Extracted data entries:
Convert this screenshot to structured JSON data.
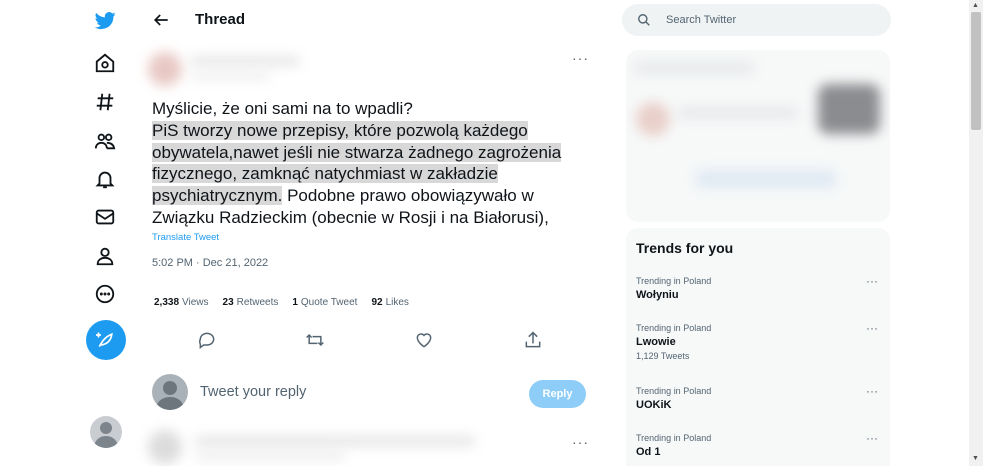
{
  "header": {
    "title": "Thread"
  },
  "tweet": {
    "text_plain_1": "Myślicie, że oni sami na to wpadli?",
    "text_highlight": "PiS tworzy nowe przepisy, które pozwolą każdego obywatela,nawet jeśli nie stwarza żadnego zagrożenia fizycznego, zamknąć natychmiast w zakładzie psychiatrycznym.",
    "text_plain_2": " Podobne prawo obowiązywało w Związku Radzieckim (obecnie w Rosji i na Białorusi),",
    "translate_label": "Translate Tweet",
    "timestamp": "5:02 PM · Dec 21, 2022",
    "stats": {
      "views_count": "2,338",
      "views_label": "Views",
      "retweets_count": "23",
      "retweets_label": "Retweets",
      "quotes_count": "1",
      "quotes_label": "Quote Tweet",
      "likes_count": "92",
      "likes_label": "Likes"
    }
  },
  "reply": {
    "placeholder": "Tweet your reply",
    "button_label": "Reply"
  },
  "search": {
    "placeholder": "Search Twitter"
  },
  "trends": {
    "title": "Trends for you",
    "items": [
      {
        "context": "Trending in Poland",
        "name": "Wołyniu",
        "count": ""
      },
      {
        "context": "Trending in Poland",
        "name": "Lwowie",
        "count": "1,129 Tweets"
      },
      {
        "context": "Trending in Poland",
        "name": "UOKiK",
        "count": ""
      },
      {
        "context": "Trending in Poland",
        "name": "Od 1",
        "count": ""
      }
    ]
  },
  "more_glyph": "···",
  "colors": {
    "accent": "#1d9bf0",
    "reply_button": "#8ecdf8",
    "highlight": "#d8d8d8"
  },
  "icons": [
    "twitter-logo-icon",
    "home-icon",
    "explore-hash-icon",
    "communities-icon",
    "notifications-bell-icon",
    "messages-envelope-icon",
    "profile-icon",
    "more-circle-icon",
    "compose-icon",
    "back-arrow-icon",
    "reply-icon",
    "retweet-icon",
    "like-heart-icon",
    "share-icon",
    "search-icon"
  ]
}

## TASK
Print the complete listing exactly as it stands, without its pictures.

## SOLUTION TO THE EXERCISE
Convert this screenshot to structured JSON data.
{
  "header": {
    "title": "Thread"
  },
  "tweet": {
    "text_plain_1": "Myślicie, że oni sami na to wpadli?",
    "text_highlight": "PiS tworzy nowe przepisy, które pozwolą każdego obywatela,nawet jeśli nie stwarza żadnego zagrożenia fizycznego, zamknąć natychmiast w zakładzie psychiatrycznym.",
    "text_plain_2": " Podobne prawo obowiązywało w Związku Radzieckim (obecnie w Rosji i na Białorusi),",
    "translate_label": "Translate Tweet",
    "timestamp": "5:02 PM · Dec 21, 2022",
    "stats": {
      "views_count": "2,338",
      "views_label": "Views",
      "retweets_count": "23",
      "retweets_label": "Retweets",
      "quotes_count": "1",
      "quotes_label": "Quote Tweet",
      "likes_count": "92",
      "likes_label": "Likes"
    }
  },
  "reply": {
    "placeholder": "Tweet your reply",
    "button_label": "Reply"
  },
  "search": {
    "placeholder": "Search Twitter"
  },
  "trends": {
    "title": "Trends for you",
    "items": [
      {
        "context": "Trending in Poland",
        "name": "Wołyniu",
        "count": ""
      },
      {
        "context": "Trending in Poland",
        "name": "Lwowie",
        "count": "1,129 Tweets"
      },
      {
        "context": "Trending in Poland",
        "name": "UOKiK",
        "count": ""
      },
      {
        "context": "Trending in Poland",
        "name": "Od 1",
        "count": ""
      }
    ]
  },
  "more_glyph": "···",
  "colors": {
    "accent": "#1d9bf0",
    "reply_button": "#8ecdf8",
    "highlight": "#d8d8d8"
  },
  "icons": [
    "twitter-logo-icon",
    "home-icon",
    "explore-hash-icon",
    "communities-icon",
    "notifications-bell-icon",
    "messages-envelope-icon",
    "profile-icon",
    "more-circle-icon",
    "compose-icon",
    "back-arrow-icon",
    "reply-icon",
    "retweet-icon",
    "like-heart-icon",
    "share-icon",
    "search-icon"
  ]
}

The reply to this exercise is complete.